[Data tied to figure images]
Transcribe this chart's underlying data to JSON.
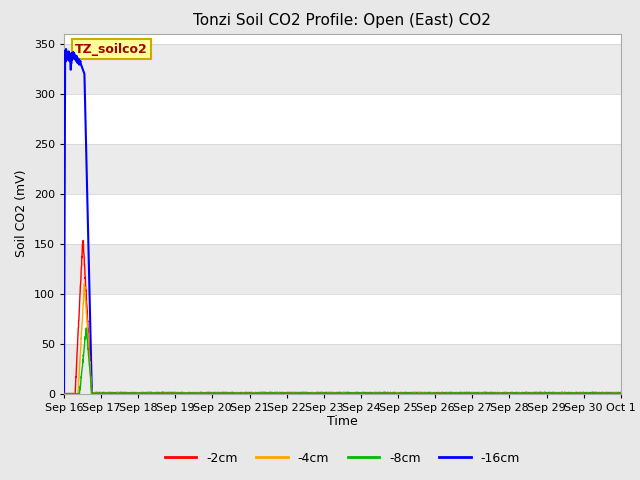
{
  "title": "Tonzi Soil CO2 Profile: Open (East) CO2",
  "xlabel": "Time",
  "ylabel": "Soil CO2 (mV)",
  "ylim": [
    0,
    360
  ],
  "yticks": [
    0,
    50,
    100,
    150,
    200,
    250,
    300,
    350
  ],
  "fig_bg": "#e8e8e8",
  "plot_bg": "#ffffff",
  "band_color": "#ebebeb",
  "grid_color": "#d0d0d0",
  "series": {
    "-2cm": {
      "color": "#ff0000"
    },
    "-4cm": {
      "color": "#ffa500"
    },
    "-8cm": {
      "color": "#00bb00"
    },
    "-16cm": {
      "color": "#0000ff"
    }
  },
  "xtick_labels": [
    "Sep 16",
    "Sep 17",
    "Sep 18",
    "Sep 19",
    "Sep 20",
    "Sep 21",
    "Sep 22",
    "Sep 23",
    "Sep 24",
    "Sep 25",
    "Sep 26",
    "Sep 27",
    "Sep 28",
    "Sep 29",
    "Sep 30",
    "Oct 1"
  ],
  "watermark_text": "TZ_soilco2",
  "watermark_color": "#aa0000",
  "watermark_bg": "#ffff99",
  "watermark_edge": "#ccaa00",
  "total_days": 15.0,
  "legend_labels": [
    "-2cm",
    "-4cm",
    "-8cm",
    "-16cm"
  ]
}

WHAT THE TASK REQUIRES:
Make an exact copy of the records above, with the pictures left out.

CORRECT RESPONSE:
Transcribe this chart's underlying data to JSON.
{
  "title": "Tonzi Soil CO2 Profile: Open (East) CO2",
  "xlabel": "Time",
  "ylabel": "Soil CO2 (mV)",
  "ylim": [
    0,
    360
  ],
  "yticks": [
    0,
    50,
    100,
    150,
    200,
    250,
    300,
    350
  ],
  "fig_bg": "#e8e8e8",
  "plot_bg": "#ffffff",
  "band_color": "#ebebeb",
  "grid_color": "#d0d0d0",
  "series": {
    "-2cm": {
      "color": "#ff0000"
    },
    "-4cm": {
      "color": "#ffa500"
    },
    "-8cm": {
      "color": "#00bb00"
    },
    "-16cm": {
      "color": "#0000ff"
    }
  },
  "xtick_labels": [
    "Sep 16",
    "Sep 17",
    "Sep 18",
    "Sep 19",
    "Sep 20",
    "Sep 21",
    "Sep 22",
    "Sep 23",
    "Sep 24",
    "Sep 25",
    "Sep 26",
    "Sep 27",
    "Sep 28",
    "Sep 29",
    "Sep 30",
    "Oct 1"
  ],
  "watermark_text": "TZ_soilco2",
  "watermark_color": "#aa0000",
  "watermark_bg": "#ffff99",
  "watermark_edge": "#ccaa00",
  "total_days": 15.0,
  "legend_labels": [
    "-2cm",
    "-4cm",
    "-8cm",
    "-16cm"
  ]
}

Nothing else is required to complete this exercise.